(Data items)
____

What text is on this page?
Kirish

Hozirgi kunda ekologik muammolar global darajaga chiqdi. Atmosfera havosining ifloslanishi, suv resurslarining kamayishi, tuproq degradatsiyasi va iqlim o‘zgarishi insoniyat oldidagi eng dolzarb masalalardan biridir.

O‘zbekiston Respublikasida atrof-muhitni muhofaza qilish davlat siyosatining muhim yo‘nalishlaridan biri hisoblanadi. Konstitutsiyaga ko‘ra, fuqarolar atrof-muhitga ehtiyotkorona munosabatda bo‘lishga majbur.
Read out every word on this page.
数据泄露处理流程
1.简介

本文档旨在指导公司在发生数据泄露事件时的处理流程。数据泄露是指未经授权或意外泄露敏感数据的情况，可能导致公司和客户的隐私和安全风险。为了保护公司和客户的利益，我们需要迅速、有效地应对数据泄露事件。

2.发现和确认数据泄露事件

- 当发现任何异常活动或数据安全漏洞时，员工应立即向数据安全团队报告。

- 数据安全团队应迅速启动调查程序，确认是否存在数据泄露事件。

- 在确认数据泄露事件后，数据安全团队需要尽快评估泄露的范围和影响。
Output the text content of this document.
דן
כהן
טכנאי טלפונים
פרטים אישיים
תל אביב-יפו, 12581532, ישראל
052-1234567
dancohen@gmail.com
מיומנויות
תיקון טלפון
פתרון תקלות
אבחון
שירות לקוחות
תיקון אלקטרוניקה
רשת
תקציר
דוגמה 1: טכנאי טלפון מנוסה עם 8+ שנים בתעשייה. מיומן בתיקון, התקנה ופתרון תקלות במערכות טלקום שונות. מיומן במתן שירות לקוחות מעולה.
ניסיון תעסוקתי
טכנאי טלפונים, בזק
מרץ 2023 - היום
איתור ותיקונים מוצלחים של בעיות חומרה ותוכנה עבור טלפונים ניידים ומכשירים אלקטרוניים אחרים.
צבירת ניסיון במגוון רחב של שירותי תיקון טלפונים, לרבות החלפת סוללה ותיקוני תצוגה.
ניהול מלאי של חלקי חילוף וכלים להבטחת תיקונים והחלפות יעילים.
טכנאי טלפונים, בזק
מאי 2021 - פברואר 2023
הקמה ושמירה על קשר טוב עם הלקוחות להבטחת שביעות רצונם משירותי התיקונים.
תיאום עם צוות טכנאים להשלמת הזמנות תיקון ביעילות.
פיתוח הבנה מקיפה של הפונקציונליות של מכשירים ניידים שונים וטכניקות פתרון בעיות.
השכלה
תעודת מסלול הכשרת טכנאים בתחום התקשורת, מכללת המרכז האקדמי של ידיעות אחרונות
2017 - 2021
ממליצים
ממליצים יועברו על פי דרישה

____

[Instructions to follow]: Repeat only the stretch of lines that opens with the line containing "Output the text content of this document." and closes with the final line of the entries, both included, exactly as written.

[Output for this exercise]:
Output the text content of this document.
דן
כהן
טכנאי טלפונים
פרטים אישיים
תל אביב-יפו, 12581532, ישראל
052-1234567
dancohen@gmail.com
מיומנויות
תיקון טלפון
פתרון תקלות
אבחון
שירות לקוחות
תיקון אלקטרוניקה
רשת
תקציר
דוגמה 1: טכנאי טלפון מנוסה עם 8+ שנים בתעשייה. מיומן בתיקון, התקנה ופתרון תקלות במערכות טלקום שונות. מיומן במתן שירות לקוחות מעולה.
ניסיון תעסוקתי
טכנאי טלפונים, בזק
מרץ 2023 - היום
איתור ותיקונים מוצלחים של בעיות חומרה ותוכנה עבור טלפונים ניידים ומכשירים אלקטרוניים אחרים.
צבירת ניסיון במגוון רחב של שירותי תיקון טלפונים, לרבות החלפת סוללה ותיקוני תצוגה.
ניהול מלאי של חלקי חילוף וכלים להבטחת תיקונים והחלפות יעילים.
טכנאי טלפונים, בזק
מאי 2021 - פברואר 2023
הקמה ושמירה על קשר טוב עם הלקוחות להבטחת שביעות רצונם משירותי התיקונים.
תיאום עם צוות טכנאים להשלמת הזמנות תיקון ביעילות.
פיתוח הבנה מקיפה של הפונקציונליות של מכשירים ניידים שונים וטכניקות פתרון בעיות.
השכלה
תעודת מסלול הכשרת טכנאים בתחום התקשורת, מכללת המרכז האקדמי של ידיעות אחרונות
2017 - 2021
ממליצים
ממליצים יועברו על פי דרישה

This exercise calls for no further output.